(Figure record listings)
## start
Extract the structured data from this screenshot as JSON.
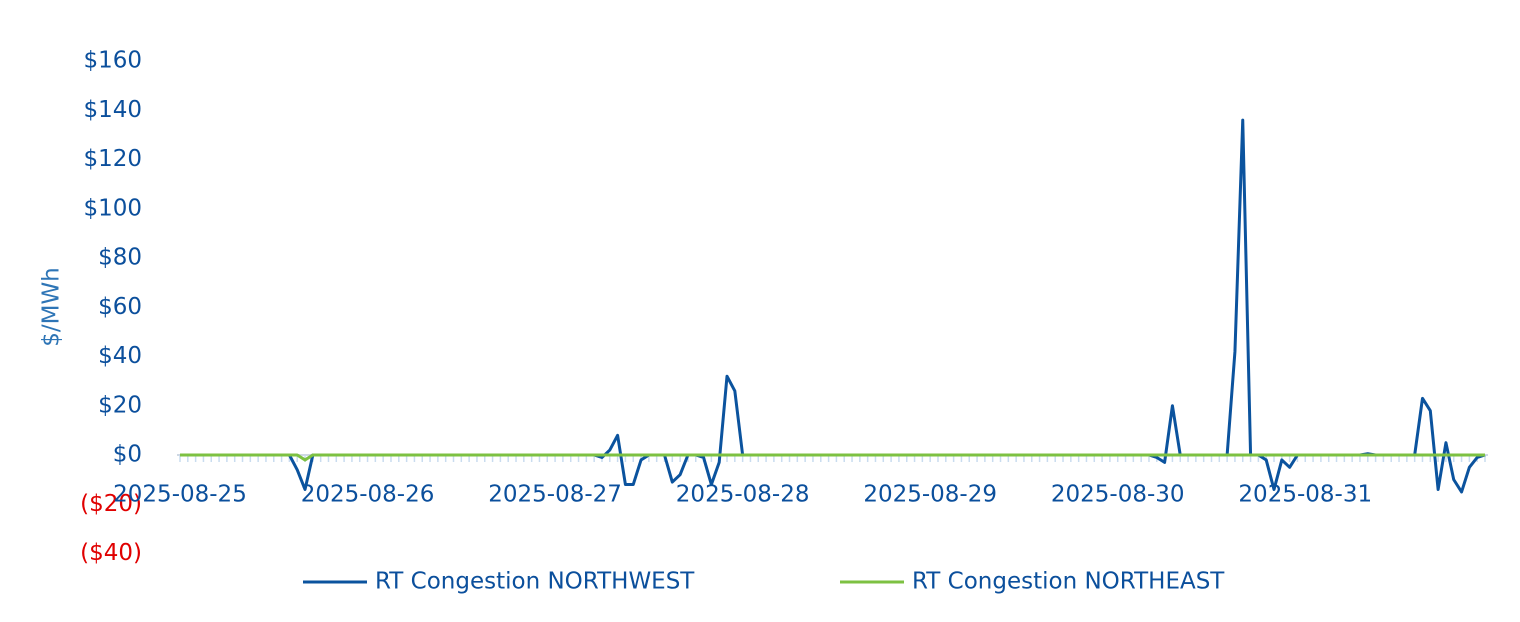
{
  "chart_data": {
    "type": "line",
    "y_label": "$/MWh",
    "categories": [
      "2025-08-25",
      null,
      null,
      null,
      null,
      null,
      null,
      null,
      null,
      null,
      null,
      null,
      null,
      null,
      null,
      null,
      null,
      null,
      null,
      null,
      null,
      null,
      null,
      null,
      "2025-08-26",
      null,
      null,
      null,
      null,
      null,
      null,
      null,
      null,
      null,
      null,
      null,
      null,
      null,
      null,
      null,
      null,
      null,
      null,
      null,
      null,
      null,
      null,
      null,
      "2025-08-27",
      null,
      null,
      null,
      null,
      null,
      null,
      null,
      null,
      null,
      null,
      null,
      null,
      null,
      null,
      null,
      null,
      null,
      null,
      null,
      null,
      null,
      null,
      null,
      "2025-08-28",
      null,
      null,
      null,
      null,
      null,
      null,
      null,
      null,
      null,
      null,
      null,
      null,
      null,
      null,
      null,
      null,
      null,
      null,
      null,
      null,
      null,
      null,
      null,
      "2025-08-29",
      null,
      null,
      null,
      null,
      null,
      null,
      null,
      null,
      null,
      null,
      null,
      null,
      null,
      null,
      null,
      null,
      null,
      null,
      null,
      null,
      null,
      null,
      null,
      "2025-08-30",
      null,
      null,
      null,
      null,
      null,
      null,
      null,
      null,
      null,
      null,
      null,
      null,
      null,
      null,
      null,
      null,
      null,
      null,
      null,
      null,
      null,
      null,
      null,
      "2025-08-31",
      null,
      null,
      null,
      null,
      null,
      null,
      null,
      null,
      null,
      null,
      null,
      null,
      null,
      null,
      null,
      null,
      null,
      null,
      null,
      null,
      null,
      null,
      null
    ],
    "series": [
      {
        "name": "RT Congestion NORTHWEST",
        "color": "#0b539e",
        "values": [
          0,
          0,
          0,
          0,
          0,
          0,
          0,
          0,
          0,
          0,
          0,
          0,
          0,
          0,
          0,
          -6,
          -14,
          0,
          0,
          0,
          0,
          0,
          0,
          0,
          0,
          0,
          0,
          0,
          0,
          0,
          0,
          0,
          0,
          0,
          0,
          0,
          0,
          0,
          0,
          0,
          0,
          0,
          0,
          0,
          0,
          0,
          0,
          0,
          0,
          0,
          0,
          0,
          0,
          0,
          -1,
          2,
          8,
          -12,
          -12,
          -2,
          0,
          0,
          0,
          -11,
          -8,
          0,
          0,
          -1,
          -12,
          -3,
          32,
          26,
          0,
          0,
          0,
          0,
          0,
          0,
          0,
          0,
          0,
          0,
          0,
          0,
          0,
          0,
          0,
          0,
          0,
          0,
          0,
          0,
          0,
          0,
          0,
          0,
          0,
          0,
          0,
          0,
          0,
          0,
          0,
          0,
          0,
          0,
          0,
          0,
          0,
          0,
          0,
          0,
          0,
          0,
          0,
          0,
          0,
          0,
          0,
          0,
          0,
          0,
          0,
          0,
          0,
          -1,
          -3,
          20,
          0,
          0,
          0,
          0,
          0,
          0,
          0,
          42,
          136,
          0,
          0,
          -2,
          -14,
          -2,
          -5,
          0,
          0,
          0,
          0,
          0,
          0,
          0,
          0,
          0,
          0.5,
          0,
          0,
          0,
          0,
          0,
          0,
          23,
          18,
          -14,
          5,
          -10,
          -15,
          -5,
          -1,
          0
        ]
      },
      {
        "name": "RT Congestion NORTHEAST",
        "color": "#7dc142",
        "values": [
          0,
          0,
          0,
          0,
          0,
          0,
          0,
          0,
          0,
          0,
          0,
          0,
          0,
          0,
          0,
          0,
          -2,
          0,
          0,
          0,
          0,
          0,
          0,
          0,
          0,
          0,
          0,
          0,
          0,
          0,
          0,
          0,
          0,
          0,
          0,
          0,
          0,
          0,
          0,
          0,
          0,
          0,
          0,
          0,
          0,
          0,
          0,
          0,
          0,
          0,
          0,
          0,
          0,
          0,
          0,
          0,
          0,
          0,
          0,
          0,
          0,
          0,
          0,
          0,
          0,
          0,
          0,
          0,
          0,
          0,
          0,
          0,
          0,
          0,
          0,
          0,
          0,
          0,
          0,
          0,
          0,
          0,
          0,
          0,
          0,
          0,
          0,
          0,
          0,
          0,
          0,
          0,
          0,
          0,
          0,
          0,
          0,
          0,
          0,
          0,
          0,
          0,
          0,
          0,
          0,
          0,
          0,
          0,
          0,
          0,
          0,
          0,
          0,
          0,
          0,
          0,
          0,
          0,
          0,
          0,
          0,
          0,
          0,
          0,
          0,
          0,
          0,
          0,
          0,
          0,
          0,
          0,
          0,
          0,
          0,
          0,
          0,
          0,
          0,
          0,
          0,
          0,
          0,
          0,
          0,
          0,
          0,
          0,
          0,
          0,
          0,
          0,
          0,
          0,
          0,
          0,
          0,
          0,
          0,
          0,
          0,
          0,
          0,
          0,
          0,
          0,
          0,
          0
        ]
      }
    ],
    "ylim": [
      -40,
      160
    ],
    "yticks": [
      {
        "value": -40,
        "label": "($40)"
      },
      {
        "value": -20,
        "label": "($20)"
      },
      {
        "value": 0,
        "label": "$0"
      },
      {
        "value": 20,
        "label": "$20"
      },
      {
        "value": 40,
        "label": "$40"
      },
      {
        "value": 60,
        "label": "$60"
      },
      {
        "value": 80,
        "label": "$80"
      },
      {
        "value": 100,
        "label": "$100"
      },
      {
        "value": 120,
        "label": "$120"
      },
      {
        "value": 140,
        "label": "$140"
      },
      {
        "value": 160,
        "label": "$160"
      }
    ],
    "tick_label_color": "#0b4f9c",
    "negative_tick_label_color": "#e00000",
    "legend": "bottom",
    "grid": false
  }
}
## end
* What to produce
Retype each line of the listing above word for word. Exclude the pictures.

* Correct answer
Extract the structured data from this screenshot as JSON.
{
  "chart_data": {
    "type": "line",
    "y_label": "$/MWh",
    "categories": [
      "2025-08-25",
      null,
      null,
      null,
      null,
      null,
      null,
      null,
      null,
      null,
      null,
      null,
      null,
      null,
      null,
      null,
      null,
      null,
      null,
      null,
      null,
      null,
      null,
      null,
      "2025-08-26",
      null,
      null,
      null,
      null,
      null,
      null,
      null,
      null,
      null,
      null,
      null,
      null,
      null,
      null,
      null,
      null,
      null,
      null,
      null,
      null,
      null,
      null,
      null,
      "2025-08-27",
      null,
      null,
      null,
      null,
      null,
      null,
      null,
      null,
      null,
      null,
      null,
      null,
      null,
      null,
      null,
      null,
      null,
      null,
      null,
      null,
      null,
      null,
      null,
      "2025-08-28",
      null,
      null,
      null,
      null,
      null,
      null,
      null,
      null,
      null,
      null,
      null,
      null,
      null,
      null,
      null,
      null,
      null,
      null,
      null,
      null,
      null,
      null,
      null,
      "2025-08-29",
      null,
      null,
      null,
      null,
      null,
      null,
      null,
      null,
      null,
      null,
      null,
      null,
      null,
      null,
      null,
      null,
      null,
      null,
      null,
      null,
      null,
      null,
      null,
      "2025-08-30",
      null,
      null,
      null,
      null,
      null,
      null,
      null,
      null,
      null,
      null,
      null,
      null,
      null,
      null,
      null,
      null,
      null,
      null,
      null,
      null,
      null,
      null,
      null,
      "2025-08-31",
      null,
      null,
      null,
      null,
      null,
      null,
      null,
      null,
      null,
      null,
      null,
      null,
      null,
      null,
      null,
      null,
      null,
      null,
      null,
      null,
      null,
      null,
      null
    ],
    "series": [
      {
        "name": "RT Congestion NORTHWEST",
        "color": "#0b539e",
        "values": [
          0,
          0,
          0,
          0,
          0,
          0,
          0,
          0,
          0,
          0,
          0,
          0,
          0,
          0,
          0,
          -6,
          -14,
          0,
          0,
          0,
          0,
          0,
          0,
          0,
          0,
          0,
          0,
          0,
          0,
          0,
          0,
          0,
          0,
          0,
          0,
          0,
          0,
          0,
          0,
          0,
          0,
          0,
          0,
          0,
          0,
          0,
          0,
          0,
          0,
          0,
          0,
          0,
          0,
          0,
          -1,
          2,
          8,
          -12,
          -12,
          -2,
          0,
          0,
          0,
          -11,
          -8,
          0,
          0,
          -1,
          -12,
          -3,
          32,
          26,
          0,
          0,
          0,
          0,
          0,
          0,
          0,
          0,
          0,
          0,
          0,
          0,
          0,
          0,
          0,
          0,
          0,
          0,
          0,
          0,
          0,
          0,
          0,
          0,
          0,
          0,
          0,
          0,
          0,
          0,
          0,
          0,
          0,
          0,
          0,
          0,
          0,
          0,
          0,
          0,
          0,
          0,
          0,
          0,
          0,
          0,
          0,
          0,
          0,
          0,
          0,
          0,
          0,
          -1,
          -3,
          20,
          0,
          0,
          0,
          0,
          0,
          0,
          0,
          42,
          136,
          0,
          0,
          -2,
          -14,
          -2,
          -5,
          0,
          0,
          0,
          0,
          0,
          0,
          0,
          0,
          0,
          0.5,
          0,
          0,
          0,
          0,
          0,
          0,
          23,
          18,
          -14,
          5,
          -10,
          -15,
          -5,
          -1,
          0
        ]
      },
      {
        "name": "RT Congestion NORTHEAST",
        "color": "#7dc142",
        "values": [
          0,
          0,
          0,
          0,
          0,
          0,
          0,
          0,
          0,
          0,
          0,
          0,
          0,
          0,
          0,
          0,
          -2,
          0,
          0,
          0,
          0,
          0,
          0,
          0,
          0,
          0,
          0,
          0,
          0,
          0,
          0,
          0,
          0,
          0,
          0,
          0,
          0,
          0,
          0,
          0,
          0,
          0,
          0,
          0,
          0,
          0,
          0,
          0,
          0,
          0,
          0,
          0,
          0,
          0,
          0,
          0,
          0,
          0,
          0,
          0,
          0,
          0,
          0,
          0,
          0,
          0,
          0,
          0,
          0,
          0,
          0,
          0,
          0,
          0,
          0,
          0,
          0,
          0,
          0,
          0,
          0,
          0,
          0,
          0,
          0,
          0,
          0,
          0,
          0,
          0,
          0,
          0,
          0,
          0,
          0,
          0,
          0,
          0,
          0,
          0,
          0,
          0,
          0,
          0,
          0,
          0,
          0,
          0,
          0,
          0,
          0,
          0,
          0,
          0,
          0,
          0,
          0,
          0,
          0,
          0,
          0,
          0,
          0,
          0,
          0,
          0,
          0,
          0,
          0,
          0,
          0,
          0,
          0,
          0,
          0,
          0,
          0,
          0,
          0,
          0,
          0,
          0,
          0,
          0,
          0,
          0,
          0,
          0,
          0,
          0,
          0,
          0,
          0,
          0,
          0,
          0,
          0,
          0,
          0,
          0,
          0,
          0,
          0,
          0,
          0,
          0,
          0,
          0
        ]
      }
    ],
    "ylim": [
      -40,
      160
    ],
    "yticks": [
      {
        "value": -40,
        "label": "($40)"
      },
      {
        "value": -20,
        "label": "($20)"
      },
      {
        "value": 0,
        "label": "$0"
      },
      {
        "value": 20,
        "label": "$20"
      },
      {
        "value": 40,
        "label": "$40"
      },
      {
        "value": 60,
        "label": "$60"
      },
      {
        "value": 80,
        "label": "$80"
      },
      {
        "value": 100,
        "label": "$100"
      },
      {
        "value": 120,
        "label": "$120"
      },
      {
        "value": 140,
        "label": "$140"
      },
      {
        "value": 160,
        "label": "$160"
      }
    ],
    "tick_label_color": "#0b4f9c",
    "negative_tick_label_color": "#e00000",
    "legend": "bottom",
    "grid": false
  }
}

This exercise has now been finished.